Written exercise:
Pick out the lines below that contain the string "objetivo" and copy them all.

──────────

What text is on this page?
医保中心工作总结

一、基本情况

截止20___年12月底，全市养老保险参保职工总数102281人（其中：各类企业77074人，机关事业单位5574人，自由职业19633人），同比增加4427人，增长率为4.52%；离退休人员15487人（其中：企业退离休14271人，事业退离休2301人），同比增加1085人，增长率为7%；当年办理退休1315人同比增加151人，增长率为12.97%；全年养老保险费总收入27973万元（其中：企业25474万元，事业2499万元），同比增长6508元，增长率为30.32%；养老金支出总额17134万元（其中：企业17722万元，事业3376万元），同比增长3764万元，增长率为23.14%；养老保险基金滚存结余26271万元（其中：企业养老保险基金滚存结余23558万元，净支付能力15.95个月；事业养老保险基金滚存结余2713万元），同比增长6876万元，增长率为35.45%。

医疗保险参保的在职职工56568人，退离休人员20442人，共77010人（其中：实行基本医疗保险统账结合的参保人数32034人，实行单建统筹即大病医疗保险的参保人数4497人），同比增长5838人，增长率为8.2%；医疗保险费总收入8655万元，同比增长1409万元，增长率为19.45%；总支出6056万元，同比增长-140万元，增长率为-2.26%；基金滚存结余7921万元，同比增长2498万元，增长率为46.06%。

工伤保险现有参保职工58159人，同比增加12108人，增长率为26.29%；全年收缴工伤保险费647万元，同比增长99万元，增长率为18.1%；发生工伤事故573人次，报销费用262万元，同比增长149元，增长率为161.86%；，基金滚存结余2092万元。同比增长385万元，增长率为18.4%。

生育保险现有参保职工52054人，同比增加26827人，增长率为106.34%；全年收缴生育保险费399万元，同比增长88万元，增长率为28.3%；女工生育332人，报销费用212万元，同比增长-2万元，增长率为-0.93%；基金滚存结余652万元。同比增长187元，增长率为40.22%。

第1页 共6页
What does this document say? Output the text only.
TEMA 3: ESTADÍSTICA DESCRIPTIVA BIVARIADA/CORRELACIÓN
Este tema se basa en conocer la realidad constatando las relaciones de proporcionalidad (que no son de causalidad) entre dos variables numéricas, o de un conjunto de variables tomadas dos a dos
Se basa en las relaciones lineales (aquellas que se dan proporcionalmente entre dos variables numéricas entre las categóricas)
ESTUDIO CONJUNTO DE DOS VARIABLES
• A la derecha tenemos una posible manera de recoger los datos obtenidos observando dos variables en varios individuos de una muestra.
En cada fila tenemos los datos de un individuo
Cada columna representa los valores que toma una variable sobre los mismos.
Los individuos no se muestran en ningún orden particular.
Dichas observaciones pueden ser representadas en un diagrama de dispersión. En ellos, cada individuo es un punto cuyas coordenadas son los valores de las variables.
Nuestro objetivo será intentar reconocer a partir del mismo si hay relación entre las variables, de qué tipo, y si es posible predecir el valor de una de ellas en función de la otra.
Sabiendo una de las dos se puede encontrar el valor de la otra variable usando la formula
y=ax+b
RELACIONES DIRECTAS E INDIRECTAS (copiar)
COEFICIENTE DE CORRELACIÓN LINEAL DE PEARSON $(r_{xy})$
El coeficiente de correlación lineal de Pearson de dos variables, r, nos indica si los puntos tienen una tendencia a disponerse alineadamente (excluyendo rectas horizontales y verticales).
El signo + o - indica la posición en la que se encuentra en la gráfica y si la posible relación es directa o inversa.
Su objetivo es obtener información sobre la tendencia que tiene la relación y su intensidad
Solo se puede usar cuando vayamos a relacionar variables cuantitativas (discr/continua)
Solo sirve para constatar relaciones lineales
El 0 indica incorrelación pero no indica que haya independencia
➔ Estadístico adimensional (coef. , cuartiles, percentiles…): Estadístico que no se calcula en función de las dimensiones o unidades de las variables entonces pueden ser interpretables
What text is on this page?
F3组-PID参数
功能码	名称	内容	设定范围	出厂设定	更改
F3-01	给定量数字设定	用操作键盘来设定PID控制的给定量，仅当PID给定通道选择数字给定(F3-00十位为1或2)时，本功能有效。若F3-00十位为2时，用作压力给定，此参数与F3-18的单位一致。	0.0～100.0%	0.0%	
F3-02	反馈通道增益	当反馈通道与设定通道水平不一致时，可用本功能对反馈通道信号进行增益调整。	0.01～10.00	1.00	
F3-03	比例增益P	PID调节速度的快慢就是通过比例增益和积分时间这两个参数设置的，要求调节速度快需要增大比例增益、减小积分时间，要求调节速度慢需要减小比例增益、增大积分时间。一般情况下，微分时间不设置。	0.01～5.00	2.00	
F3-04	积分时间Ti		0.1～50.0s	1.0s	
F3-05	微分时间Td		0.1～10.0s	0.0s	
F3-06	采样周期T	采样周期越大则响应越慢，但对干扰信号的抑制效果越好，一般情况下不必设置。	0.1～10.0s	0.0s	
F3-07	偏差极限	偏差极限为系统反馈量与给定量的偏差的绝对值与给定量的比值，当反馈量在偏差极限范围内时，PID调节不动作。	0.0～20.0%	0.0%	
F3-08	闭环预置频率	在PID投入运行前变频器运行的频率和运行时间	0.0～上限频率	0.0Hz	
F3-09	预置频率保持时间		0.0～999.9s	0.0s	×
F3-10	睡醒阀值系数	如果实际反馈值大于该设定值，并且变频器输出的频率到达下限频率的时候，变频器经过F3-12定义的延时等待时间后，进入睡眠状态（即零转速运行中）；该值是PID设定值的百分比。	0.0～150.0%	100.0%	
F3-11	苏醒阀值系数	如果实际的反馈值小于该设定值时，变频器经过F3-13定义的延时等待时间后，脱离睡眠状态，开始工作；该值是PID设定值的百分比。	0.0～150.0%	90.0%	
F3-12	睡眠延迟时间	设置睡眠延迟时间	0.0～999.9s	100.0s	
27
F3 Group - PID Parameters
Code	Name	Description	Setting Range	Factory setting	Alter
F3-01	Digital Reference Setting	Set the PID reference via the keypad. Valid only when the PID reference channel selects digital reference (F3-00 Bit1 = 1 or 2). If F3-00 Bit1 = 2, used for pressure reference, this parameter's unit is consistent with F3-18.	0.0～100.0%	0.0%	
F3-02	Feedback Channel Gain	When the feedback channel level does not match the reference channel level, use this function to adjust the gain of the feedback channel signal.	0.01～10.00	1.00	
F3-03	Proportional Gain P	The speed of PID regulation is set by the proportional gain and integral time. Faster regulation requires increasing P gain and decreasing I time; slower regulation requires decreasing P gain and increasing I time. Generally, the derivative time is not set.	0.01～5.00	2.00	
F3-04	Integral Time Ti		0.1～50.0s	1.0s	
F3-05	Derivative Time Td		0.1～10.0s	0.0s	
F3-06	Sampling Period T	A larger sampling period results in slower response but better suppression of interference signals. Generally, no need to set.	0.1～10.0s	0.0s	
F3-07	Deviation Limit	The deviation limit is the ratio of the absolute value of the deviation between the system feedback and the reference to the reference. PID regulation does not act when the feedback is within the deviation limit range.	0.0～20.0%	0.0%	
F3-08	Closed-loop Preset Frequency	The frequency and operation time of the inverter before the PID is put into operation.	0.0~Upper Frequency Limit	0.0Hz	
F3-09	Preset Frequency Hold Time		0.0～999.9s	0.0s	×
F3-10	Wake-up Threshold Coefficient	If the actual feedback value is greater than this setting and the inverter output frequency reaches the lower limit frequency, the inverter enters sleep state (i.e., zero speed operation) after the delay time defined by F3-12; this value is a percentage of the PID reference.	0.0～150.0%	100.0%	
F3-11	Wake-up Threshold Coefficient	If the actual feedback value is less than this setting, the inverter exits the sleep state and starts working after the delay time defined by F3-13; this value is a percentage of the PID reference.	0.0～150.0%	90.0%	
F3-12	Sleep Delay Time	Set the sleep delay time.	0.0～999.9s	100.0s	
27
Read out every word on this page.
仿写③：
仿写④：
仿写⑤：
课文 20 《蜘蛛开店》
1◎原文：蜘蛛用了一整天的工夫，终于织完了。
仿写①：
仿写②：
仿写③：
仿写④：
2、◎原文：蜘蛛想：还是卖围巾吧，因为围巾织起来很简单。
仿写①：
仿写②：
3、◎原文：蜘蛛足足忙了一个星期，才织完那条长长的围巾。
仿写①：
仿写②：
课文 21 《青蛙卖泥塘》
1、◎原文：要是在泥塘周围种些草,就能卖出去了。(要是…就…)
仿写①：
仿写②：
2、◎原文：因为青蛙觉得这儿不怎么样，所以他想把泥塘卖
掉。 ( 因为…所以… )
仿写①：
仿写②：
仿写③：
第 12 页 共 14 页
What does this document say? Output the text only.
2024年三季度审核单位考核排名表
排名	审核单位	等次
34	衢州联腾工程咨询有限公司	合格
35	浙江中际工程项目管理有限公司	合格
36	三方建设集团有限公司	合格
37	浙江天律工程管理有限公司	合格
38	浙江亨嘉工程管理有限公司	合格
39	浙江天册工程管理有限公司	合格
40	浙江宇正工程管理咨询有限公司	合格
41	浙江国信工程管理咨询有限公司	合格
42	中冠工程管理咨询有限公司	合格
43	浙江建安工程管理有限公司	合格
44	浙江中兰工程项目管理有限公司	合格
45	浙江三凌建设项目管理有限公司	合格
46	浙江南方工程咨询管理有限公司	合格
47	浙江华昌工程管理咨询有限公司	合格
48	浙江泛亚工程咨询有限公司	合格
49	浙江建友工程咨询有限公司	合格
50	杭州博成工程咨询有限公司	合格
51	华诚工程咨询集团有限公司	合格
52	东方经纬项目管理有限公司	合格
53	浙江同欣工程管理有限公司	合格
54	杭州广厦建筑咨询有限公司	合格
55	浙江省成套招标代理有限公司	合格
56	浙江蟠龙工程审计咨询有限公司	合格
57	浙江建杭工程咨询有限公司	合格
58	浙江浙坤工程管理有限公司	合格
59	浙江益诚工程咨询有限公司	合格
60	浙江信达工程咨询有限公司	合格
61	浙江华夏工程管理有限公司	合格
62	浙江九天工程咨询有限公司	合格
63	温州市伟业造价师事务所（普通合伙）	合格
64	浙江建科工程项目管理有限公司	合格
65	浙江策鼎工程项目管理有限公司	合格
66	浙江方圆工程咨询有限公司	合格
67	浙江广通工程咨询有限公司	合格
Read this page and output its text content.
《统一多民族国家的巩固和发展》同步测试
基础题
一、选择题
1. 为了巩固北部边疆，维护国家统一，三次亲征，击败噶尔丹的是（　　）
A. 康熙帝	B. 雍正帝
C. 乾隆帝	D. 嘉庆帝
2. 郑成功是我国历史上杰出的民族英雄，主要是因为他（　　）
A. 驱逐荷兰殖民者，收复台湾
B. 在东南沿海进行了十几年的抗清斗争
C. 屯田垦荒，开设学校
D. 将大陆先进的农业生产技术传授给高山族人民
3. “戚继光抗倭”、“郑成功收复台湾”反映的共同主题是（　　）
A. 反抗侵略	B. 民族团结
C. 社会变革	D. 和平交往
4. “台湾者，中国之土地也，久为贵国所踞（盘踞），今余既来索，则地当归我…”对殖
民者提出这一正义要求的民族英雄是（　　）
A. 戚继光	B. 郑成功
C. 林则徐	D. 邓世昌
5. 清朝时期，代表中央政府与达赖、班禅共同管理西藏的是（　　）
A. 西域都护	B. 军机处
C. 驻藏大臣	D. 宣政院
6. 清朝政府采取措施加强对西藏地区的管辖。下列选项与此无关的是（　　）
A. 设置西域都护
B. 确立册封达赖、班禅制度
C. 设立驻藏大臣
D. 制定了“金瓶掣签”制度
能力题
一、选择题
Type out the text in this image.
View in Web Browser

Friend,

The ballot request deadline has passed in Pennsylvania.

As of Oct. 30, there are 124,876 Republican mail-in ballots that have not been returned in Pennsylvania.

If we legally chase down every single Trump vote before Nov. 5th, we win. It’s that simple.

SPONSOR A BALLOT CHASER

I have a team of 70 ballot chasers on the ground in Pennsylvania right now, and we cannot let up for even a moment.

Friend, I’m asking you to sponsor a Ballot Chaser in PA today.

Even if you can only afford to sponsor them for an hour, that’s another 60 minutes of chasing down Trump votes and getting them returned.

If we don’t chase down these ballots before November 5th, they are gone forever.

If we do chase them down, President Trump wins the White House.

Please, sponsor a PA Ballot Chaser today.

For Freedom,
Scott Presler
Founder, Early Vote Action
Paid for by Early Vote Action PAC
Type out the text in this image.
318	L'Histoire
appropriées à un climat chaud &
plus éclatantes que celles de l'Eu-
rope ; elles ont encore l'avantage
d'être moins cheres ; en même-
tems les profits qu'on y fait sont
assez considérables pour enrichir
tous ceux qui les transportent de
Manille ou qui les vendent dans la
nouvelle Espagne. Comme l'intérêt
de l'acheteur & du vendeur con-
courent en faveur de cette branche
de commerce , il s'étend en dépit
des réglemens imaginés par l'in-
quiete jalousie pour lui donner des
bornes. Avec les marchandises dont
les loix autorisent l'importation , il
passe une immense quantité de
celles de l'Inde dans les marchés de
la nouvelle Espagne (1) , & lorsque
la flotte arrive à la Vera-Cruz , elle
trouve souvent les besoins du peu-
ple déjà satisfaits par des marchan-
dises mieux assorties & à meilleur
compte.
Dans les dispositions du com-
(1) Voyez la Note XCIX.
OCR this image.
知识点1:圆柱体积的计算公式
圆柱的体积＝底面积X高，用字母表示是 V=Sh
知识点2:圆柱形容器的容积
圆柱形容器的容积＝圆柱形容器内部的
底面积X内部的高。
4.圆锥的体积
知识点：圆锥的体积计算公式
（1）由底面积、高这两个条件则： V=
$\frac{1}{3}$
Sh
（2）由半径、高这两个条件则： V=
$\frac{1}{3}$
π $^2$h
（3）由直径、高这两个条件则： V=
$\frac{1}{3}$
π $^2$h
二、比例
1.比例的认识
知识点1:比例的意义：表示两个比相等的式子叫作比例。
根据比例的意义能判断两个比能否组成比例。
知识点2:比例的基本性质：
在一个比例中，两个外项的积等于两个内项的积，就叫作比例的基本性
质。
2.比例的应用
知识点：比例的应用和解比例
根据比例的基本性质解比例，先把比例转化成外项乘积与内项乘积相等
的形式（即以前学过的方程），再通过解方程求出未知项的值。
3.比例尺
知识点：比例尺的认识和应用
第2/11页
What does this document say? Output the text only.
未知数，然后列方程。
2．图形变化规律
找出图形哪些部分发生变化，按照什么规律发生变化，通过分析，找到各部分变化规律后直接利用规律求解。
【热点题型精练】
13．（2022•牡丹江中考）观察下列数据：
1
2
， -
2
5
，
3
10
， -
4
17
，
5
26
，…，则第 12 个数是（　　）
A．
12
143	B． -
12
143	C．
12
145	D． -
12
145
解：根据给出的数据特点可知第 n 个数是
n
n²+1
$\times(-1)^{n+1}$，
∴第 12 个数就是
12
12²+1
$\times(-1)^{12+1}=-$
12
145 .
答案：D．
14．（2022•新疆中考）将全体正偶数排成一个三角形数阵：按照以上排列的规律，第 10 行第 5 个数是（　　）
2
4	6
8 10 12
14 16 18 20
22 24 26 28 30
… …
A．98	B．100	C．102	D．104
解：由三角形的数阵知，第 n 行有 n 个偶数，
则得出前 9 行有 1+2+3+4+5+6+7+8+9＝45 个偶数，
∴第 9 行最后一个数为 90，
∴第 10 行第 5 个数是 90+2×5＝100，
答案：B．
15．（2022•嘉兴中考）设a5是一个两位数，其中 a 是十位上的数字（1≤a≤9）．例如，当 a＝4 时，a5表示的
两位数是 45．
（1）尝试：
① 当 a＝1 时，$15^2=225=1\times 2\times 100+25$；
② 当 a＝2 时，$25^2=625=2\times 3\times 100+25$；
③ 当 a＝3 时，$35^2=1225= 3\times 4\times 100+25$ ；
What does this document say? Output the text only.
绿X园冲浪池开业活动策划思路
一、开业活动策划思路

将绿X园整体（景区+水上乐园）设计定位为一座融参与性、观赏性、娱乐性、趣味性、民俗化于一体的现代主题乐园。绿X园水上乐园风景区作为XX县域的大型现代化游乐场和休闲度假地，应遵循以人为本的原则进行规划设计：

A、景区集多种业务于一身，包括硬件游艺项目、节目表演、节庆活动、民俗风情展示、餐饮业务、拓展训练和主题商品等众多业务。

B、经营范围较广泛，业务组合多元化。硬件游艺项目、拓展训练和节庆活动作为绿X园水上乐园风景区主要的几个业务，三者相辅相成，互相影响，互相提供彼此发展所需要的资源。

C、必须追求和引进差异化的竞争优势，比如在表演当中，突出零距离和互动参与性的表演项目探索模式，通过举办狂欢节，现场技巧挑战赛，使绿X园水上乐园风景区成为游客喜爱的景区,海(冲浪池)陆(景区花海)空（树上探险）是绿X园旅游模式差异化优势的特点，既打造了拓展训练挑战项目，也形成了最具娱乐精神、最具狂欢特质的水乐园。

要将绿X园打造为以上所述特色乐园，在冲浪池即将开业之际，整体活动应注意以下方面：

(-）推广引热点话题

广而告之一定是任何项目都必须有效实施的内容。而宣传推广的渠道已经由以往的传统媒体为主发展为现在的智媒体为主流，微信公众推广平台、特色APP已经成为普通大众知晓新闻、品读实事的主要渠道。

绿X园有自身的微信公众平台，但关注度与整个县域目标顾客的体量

──────────

Reply:
Nuestro objetivo será intentar reconocer a partir del mismo si hay relación entre las variables, de qué tipo, y si es posible predecir el valor de una de ellas en función de la otra.
Su objetivo es obtener información sobre la tendencia que tiene la relación y su intensidad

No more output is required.